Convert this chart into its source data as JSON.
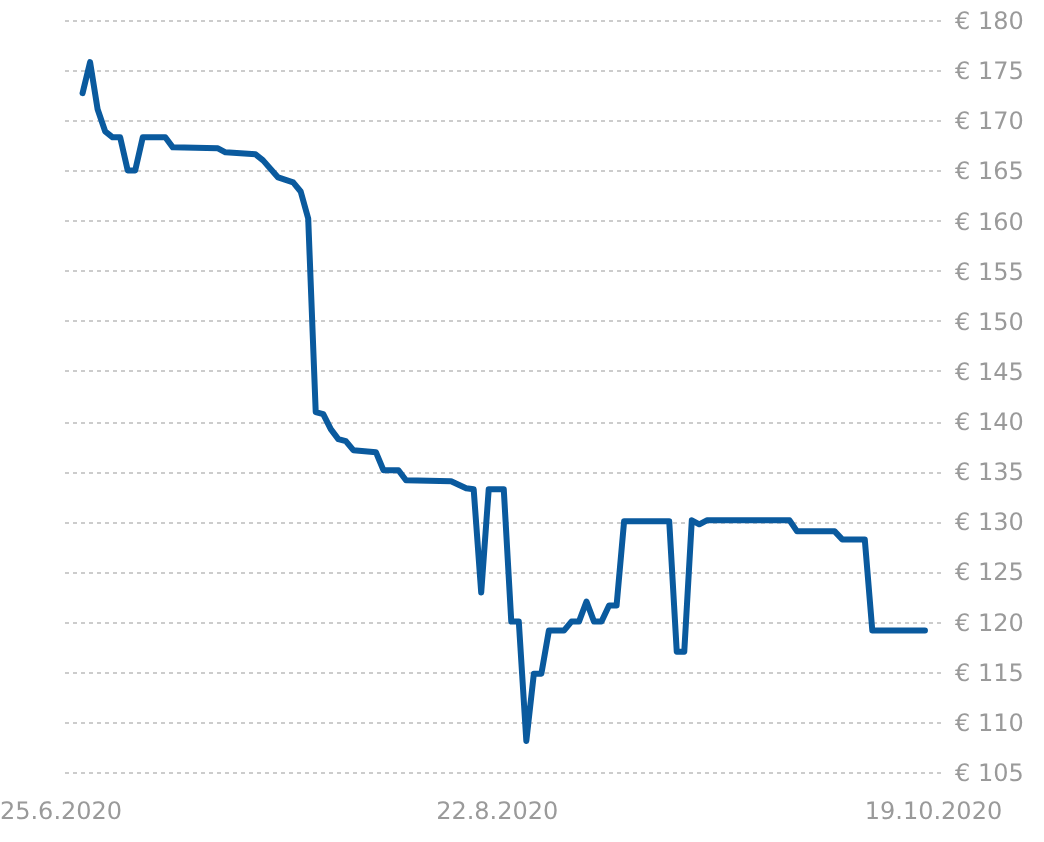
{
  "chart_data": {
    "type": "line",
    "x": [
      "2020-06-28",
      "2020-06-29",
      "2020-06-30",
      "2020-07-01",
      "2020-07-02",
      "2020-07-03",
      "2020-07-04",
      "2020-07-05",
      "2020-07-06",
      "2020-07-09",
      "2020-07-10",
      "2020-07-16",
      "2020-07-17",
      "2020-07-21",
      "2020-07-22",
      "2020-07-24",
      "2020-07-26",
      "2020-07-27",
      "2020-07-28",
      "2020-07-29",
      "2020-07-30",
      "2020-07-31",
      "2020-08-01",
      "2020-08-02",
      "2020-08-03",
      "2020-08-06",
      "2020-08-07",
      "2020-08-09",
      "2020-08-10",
      "2020-08-16",
      "2020-08-18",
      "2020-08-19",
      "2020-08-20",
      "2020-08-21",
      "2020-08-23",
      "2020-08-24",
      "2020-08-25",
      "2020-08-26",
      "2020-08-27",
      "2020-08-28",
      "2020-08-29",
      "2020-08-31",
      "2020-09-01",
      "2020-09-02",
      "2020-09-03",
      "2020-09-04",
      "2020-09-05",
      "2020-09-06",
      "2020-09-07",
      "2020-09-08",
      "2020-09-14",
      "2020-09-15",
      "2020-09-16",
      "2020-09-17",
      "2020-09-18",
      "2020-09-19",
      "2020-09-30",
      "2020-10-01",
      "2020-10-02",
      "2020-10-06",
      "2020-10-07",
      "2020-10-10",
      "2020-10-11",
      "2020-10-18"
    ],
    "series": [
      {
        "color": "#0a5a9e",
        "values": [
          172.7,
          175.8,
          171.1,
          168.9,
          168.3,
          168.3,
          165.0,
          165.0,
          168.3,
          168.3,
          167.3,
          167.2,
          166.8,
          166.6,
          166.0,
          164.3,
          163.8,
          162.9,
          160.2,
          140.9,
          140.7,
          139.2,
          138.2,
          138.0,
          137.1,
          136.9,
          135.1,
          135.1,
          134.1,
          134.0,
          133.3,
          133.2,
          122.9,
          133.2,
          133.2,
          120.0,
          120.0,
          108.1,
          114.8,
          114.8,
          119.1,
          119.1,
          120.0,
          120.0,
          122.0,
          120.0,
          120.0,
          121.6,
          121.6,
          130.0,
          130.0,
          117.0,
          117.0,
          130.1,
          129.7,
          130.1,
          130.1,
          129.0,
          129.0,
          129.0,
          128.2,
          128.2,
          119.1,
          119.1
        ]
      }
    ],
    "xlim": [
      "2020-06-25",
      "2020-10-20"
    ],
    "xticks": [
      {
        "value": "2020-06-25",
        "label": "25.6.2020"
      },
      {
        "value": "2020-08-22",
        "label": "22.8.2020"
      },
      {
        "value": "2020-10-19",
        "label": "19.10.2020"
      }
    ],
    "ylim": [
      105,
      180
    ],
    "yticks": [
      {
        "value": 105,
        "label": "€ 105"
      },
      {
        "value": 110,
        "label": "€ 110"
      },
      {
        "value": 115,
        "label": "€ 115"
      },
      {
        "value": 120,
        "label": "€ 120"
      },
      {
        "value": 125,
        "label": "€ 125"
      },
      {
        "value": 130,
        "label": "€ 130"
      },
      {
        "value": 135,
        "label": "€ 135"
      },
      {
        "value": 140,
        "label": "€ 140"
      },
      {
        "value": 145,
        "label": "€ 145"
      },
      {
        "value": 150,
        "label": "€ 150"
      },
      {
        "value": 155,
        "label": "€ 155"
      },
      {
        "value": 160,
        "label": "€ 160"
      },
      {
        "value": 165,
        "label": "€ 165"
      },
      {
        "value": 170,
        "label": "€ 170"
      },
      {
        "value": 175,
        "label": "€ 175"
      },
      {
        "value": 180,
        "label": "€ 180"
      }
    ],
    "grid": "y",
    "line_style": "solid"
  }
}
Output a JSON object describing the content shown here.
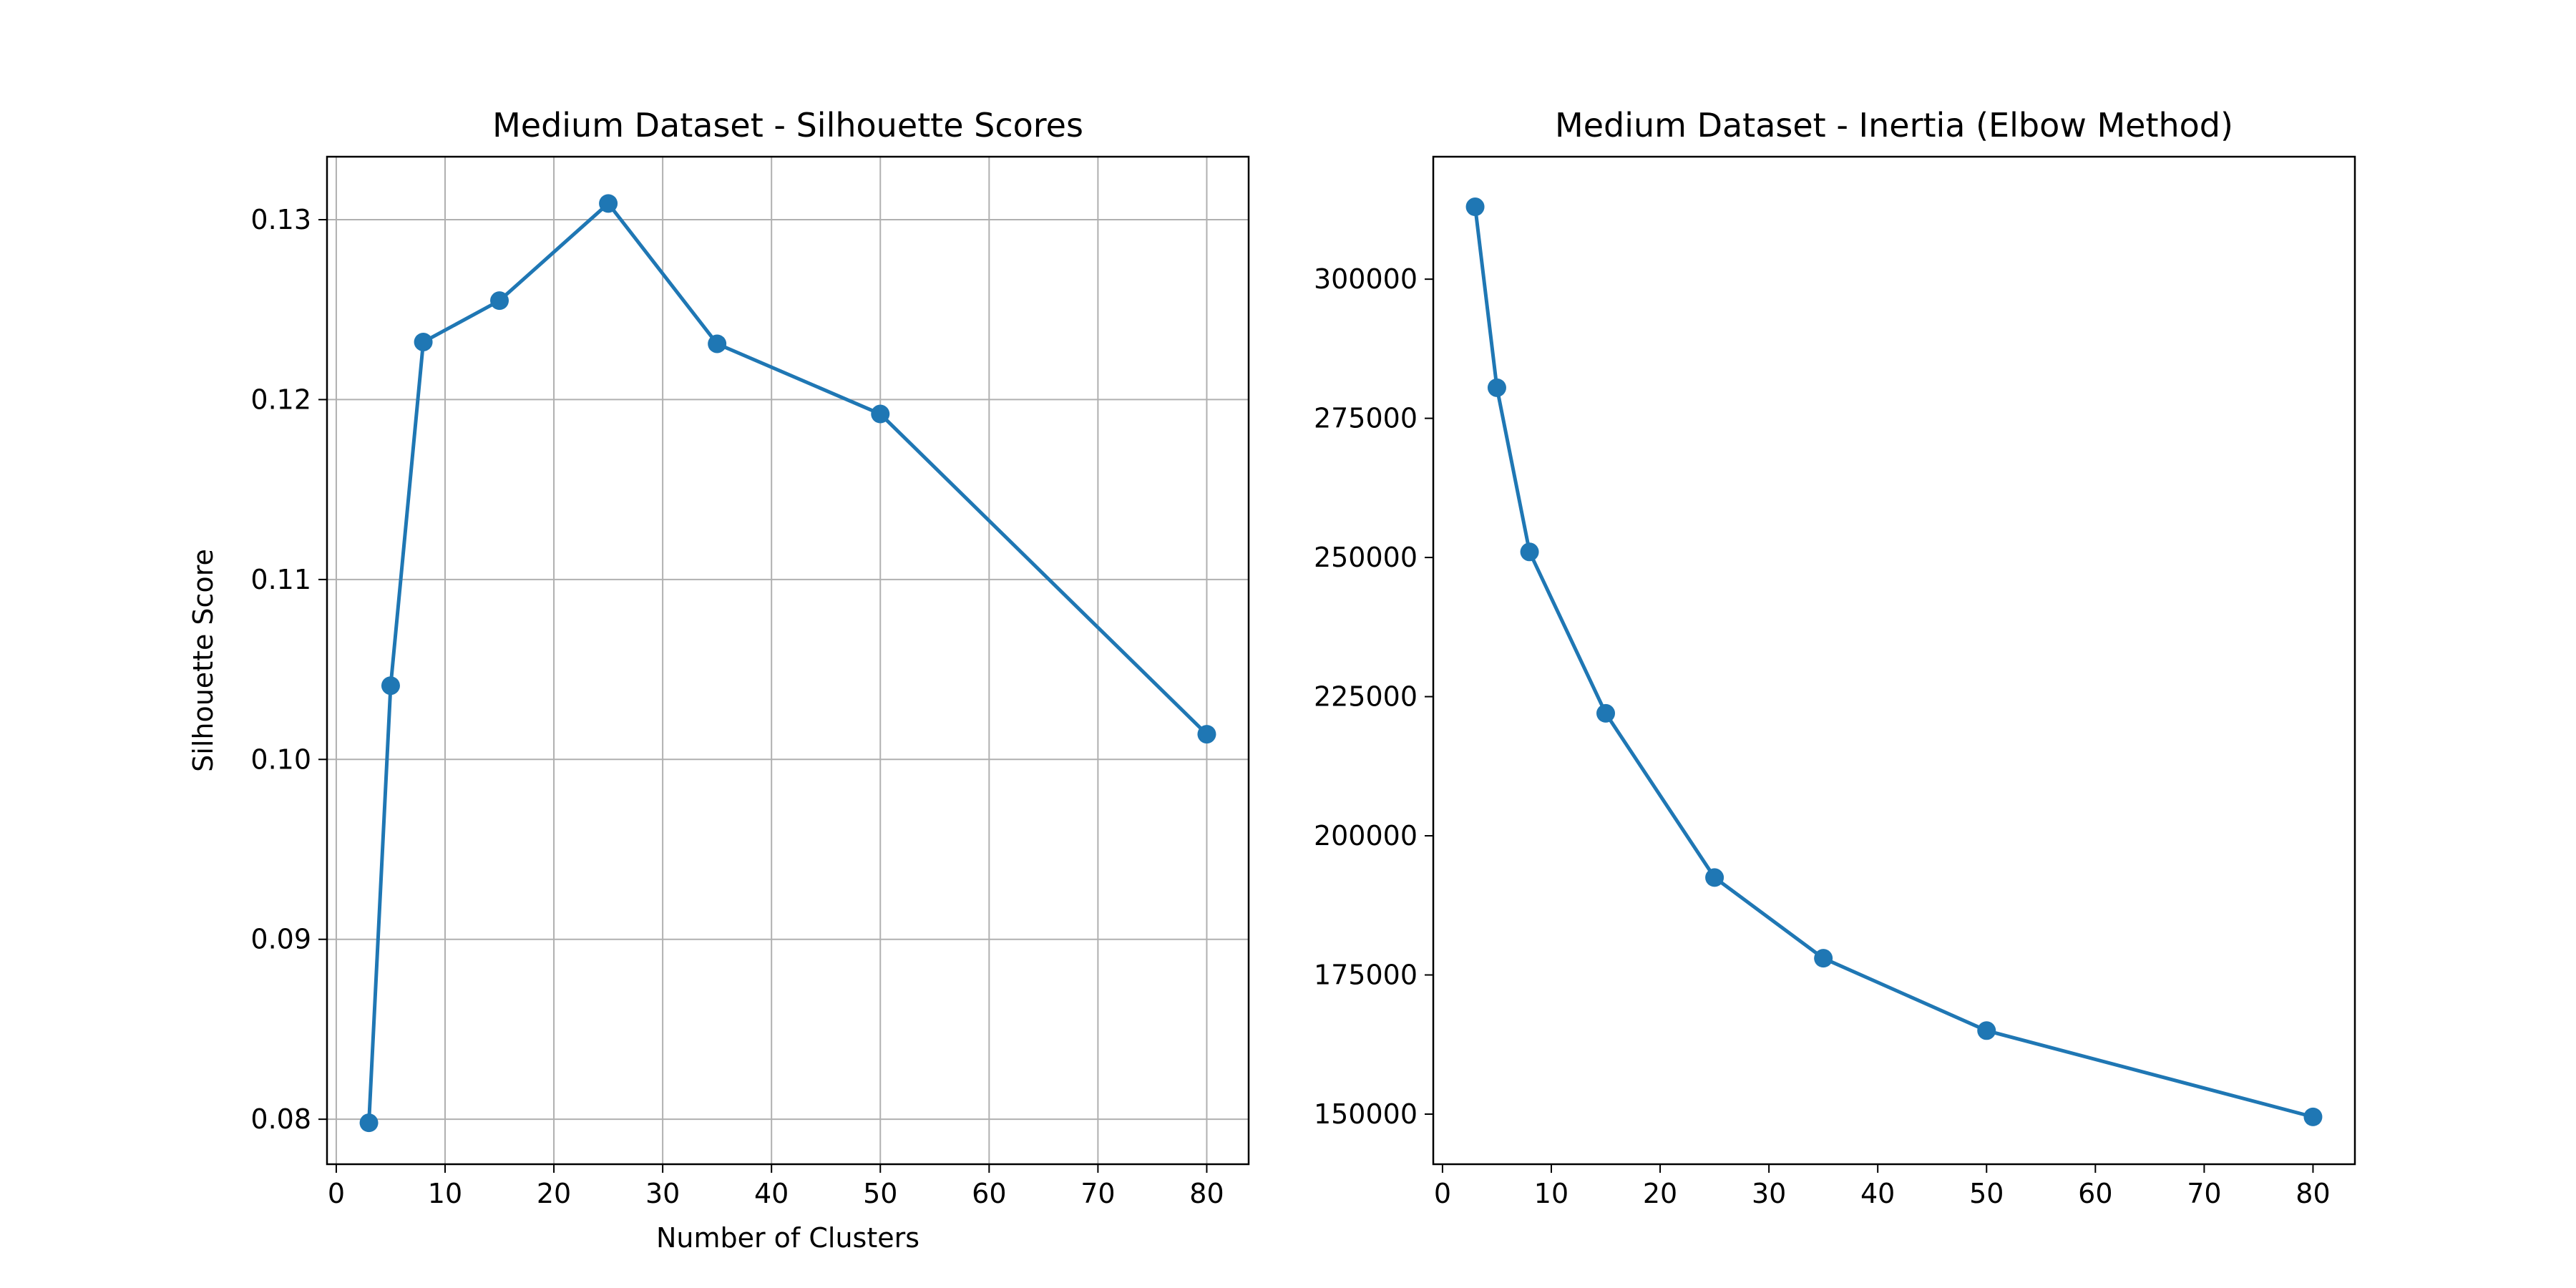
{
  "chart_data": [
    {
      "type": "line",
      "title": "Medium Dataset - Silhouette Scores",
      "xlabel": "Number of Clusters",
      "ylabel": "Silhouette Score",
      "grid": true,
      "xlim": [
        -0.85,
        83.85
      ],
      "ylim": [
        0.0775,
        0.1335
      ],
      "xticks": [
        0,
        10,
        20,
        30,
        40,
        50,
        60,
        70,
        80
      ],
      "xtick_labels": [
        "0",
        "10",
        "20",
        "30",
        "40",
        "50",
        "60",
        "70",
        "80"
      ],
      "yticks": [
        0.08,
        0.09,
        0.1,
        0.11,
        0.12,
        0.13
      ],
      "ytick_labels": [
        "0.08",
        "0.09",
        "0.10",
        "0.11",
        "0.12",
        "0.13"
      ],
      "color": "#1f77b4",
      "marker": "circle",
      "x": [
        3,
        5,
        8,
        15,
        25,
        35,
        50,
        80
      ],
      "y": [
        0.0798,
        0.1041,
        0.1232,
        0.1255,
        0.1309,
        0.1231,
        0.1192,
        0.1014
      ]
    },
    {
      "type": "line",
      "title": "Medium Dataset - Inertia (Elbow Method)",
      "xlabel": "",
      "ylabel": "",
      "grid": false,
      "xlim": [
        -0.85,
        83.85
      ],
      "ylim": [
        141000,
        322000
      ],
      "xticks": [
        0,
        10,
        20,
        30,
        40,
        50,
        60,
        70,
        80
      ],
      "xtick_labels": [
        "0",
        "10",
        "20",
        "30",
        "40",
        "50",
        "60",
        "70",
        "80"
      ],
      "yticks": [
        150000,
        175000,
        200000,
        225000,
        250000,
        275000,
        300000
      ],
      "ytick_labels": [
        "150000",
        "175000",
        "200000",
        "225000",
        "250000",
        "275000",
        "300000"
      ],
      "color": "#1f77b4",
      "marker": "circle",
      "x": [
        3,
        5,
        8,
        15,
        25,
        35,
        50,
        80
      ],
      "y": [
        313000,
        280500,
        251000,
        222000,
        192500,
        178000,
        165000,
        149500
      ]
    }
  ]
}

= = = =

Given exercise: Without including any pictures, please restate all the records exactly.

Output for this task:
Convert this chart into its source data as JSON.
{
  "chart_data": {
    "type": "line",
    "x": [
      "2020-06-28",
      "2020-06-29",
      "2020-06-30",
      "2020-07-01",
      "2020-07-02",
      "2020-07-03",
      "2020-07-04",
      "2020-07-05",
      "2020-07-06",
      "2020-07-09",
      "2020-07-10",
      "2020-07-16",
      "2020-07-17",
      "2020-07-21",
      "2020-07-22",
      "2020-07-24",
      "2020-07-26",
      "2020-07-27",
      "2020-07-28",
      "2020-07-29",
      "2020-07-30",
      "2020-07-31",
      "2020-08-01",
      "2020-08-02",
      "2020-08-03",
      "2020-08-06",
      "2020-08-07",
      "2020-08-09",
      "2020-08-10",
      "2020-08-16",
      "2020-08-18",
      "2020-08-19",
      "2020-08-20",
      "2020-08-21",
      "2020-08-23",
      "2020-08-24",
      "2020-08-25",
      "2020-08-26",
      "2020-08-27",
      "2020-08-28",
      "2020-08-29",
      "2020-08-31",
      "2020-09-01",
      "2020-09-02",
      "2020-09-03",
      "2020-09-04",
      "2020-09-05",
      "2020-09-06",
      "2020-09-07",
      "2020-09-08",
      "2020-09-14",
      "2020-09-15",
      "2020-09-16",
      "2020-09-17",
      "2020-09-18",
      "2020-09-19",
      "2020-09-30",
      "2020-10-01",
      "2020-10-02",
      "2020-10-06",
      "2020-10-07",
      "2020-10-10",
      "2020-10-11",
      "2020-10-18"
    ],
    "series": [
      {
        "color": "#0a5a9e",
        "values": [
          172.7,
          175.8,
          171.1,
          168.9,
          168.3,
          168.3,
          165.0,
          165.0,
          168.3,
          168.3,
          167.3,
          167.2,
          166.8,
          166.6,
          166.0,
          164.3,
          163.8,
          162.9,
          160.2,
          140.9,
          140.7,
          139.2,
          138.2,
          138.0,
          137.1,
          136.9,
          135.1,
          135.1,
          134.1,
          134.0,
          133.3,
          133.2,
          122.9,
          133.2,
          133.2,
          120.0,
          120.0,
          108.1,
          114.8,
          114.8,
          119.1,
          119.1,
          120.0,
          120.0,
          122.0,
          120.0,
          120.0,
          121.6,
          121.6,
          130.0,
          130.0,
          117.0,
          117.0,
          130.1,
          129.7,
          130.1,
          130.1,
          129.0,
          129.0,
          129.0,
          128.2,
          128.2,
          119.1,
          119.1
        ]
      }
    ],
    "xlim": [
      "2020-06-25",
      "2020-10-20"
    ],
    "xticks": [
      {
        "value": "2020-06-25",
        "label": "25.6.2020"
      },
      {
        "value": "2020-08-22",
        "label": "22.8.2020"
      },
      {
        "value": "2020-10-19",
        "label": "19.10.2020"
      }
    ],
    "ylim": [
      105,
      180
    ],
    "yticks": [
      {
        "value": 105,
        "label": "€ 105"
      },
      {
        "value": 110,
        "label": "€ 110"
      },
      {
        "value": 115,
        "label": "€ 115"
      },
      {
        "value": 120,
        "label": "€ 120"
      },
      {
        "value": 125,
        "label": "€ 125"
      },
      {
        "value": 130,
        "label": "€ 130"
      },
      {
        "value": 135,
        "label": "€ 135"
      },
      {
        "value": 140,
        "label": "€ 140"
      },
      {
        "value": 145,
        "label": "€ 145"
      },
      {
        "value": 150,
        "label": "€ 150"
      },
      {
        "value": 155,
        "label": "€ 155"
      },
      {
        "value": 160,
        "label": "€ 160"
      },
      {
        "value": 165,
        "label": "€ 165"
      },
      {
        "value": 170,
        "label": "€ 170"
      },
      {
        "value": 175,
        "label": "€ 175"
      },
      {
        "value": 180,
        "label": "€ 180"
      }
    ],
    "grid": "y",
    "line_style": "solid"
  }
}
Output a JSON object describing the content shown here.
{
  "chart_data": [
    {
      "type": "line",
      "title": "Medium Dataset - Silhouette Scores",
      "xlabel": "Number of Clusters",
      "ylabel": "Silhouette Score",
      "grid": true,
      "xlim": [
        -0.85,
        83.85
      ],
      "ylim": [
        0.0775,
        0.1335
      ],
      "xticks": [
        0,
        10,
        20,
        30,
        40,
        50,
        60,
        70,
        80
      ],
      "xtick_labels": [
        "0",
        "10",
        "20",
        "30",
        "40",
        "50",
        "60",
        "70",
        "80"
      ],
      "yticks": [
        0.08,
        0.09,
        0.1,
        0.11,
        0.12,
        0.13
      ],
      "ytick_labels": [
        "0.08",
        "0.09",
        "0.10",
        "0.11",
        "0.12",
        "0.13"
      ],
      "color": "#1f77b4",
      "marker": "circle",
      "x": [
        3,
        5,
        8,
        15,
        25,
        35,
        50,
        80
      ],
      "y": [
        0.0798,
        0.1041,
        0.1232,
        0.1255,
        0.1309,
        0.1231,
        0.1192,
        0.1014
      ]
    },
    {
      "type": "line",
      "title": "Medium Dataset - Inertia (Elbow Method)",
      "xlabel": "",
      "ylabel": "",
      "grid": false,
      "xlim": [
        -0.85,
        83.85
      ],
      "ylim": [
        141000,
        322000
      ],
      "xticks": [
        0,
        10,
        20,
        30,
        40,
        50,
        60,
        70,
        80
      ],
      "xtick_labels": [
        "0",
        "10",
        "20",
        "30",
        "40",
        "50",
        "60",
        "70",
        "80"
      ],
      "yticks": [
        150000,
        175000,
        200000,
        225000,
        250000,
        275000,
        300000
      ],
      "ytick_labels": [
        "150000",
        "175000",
        "200000",
        "225000",
        "250000",
        "275000",
        "300000"
      ],
      "color": "#1f77b4",
      "marker": "circle",
      "x": [
        3,
        5,
        8,
        15,
        25,
        35,
        50,
        80
      ],
      "y": [
        313000,
        280500,
        251000,
        222000,
        192500,
        178000,
        165000,
        149500
      ]
    }
  ]
}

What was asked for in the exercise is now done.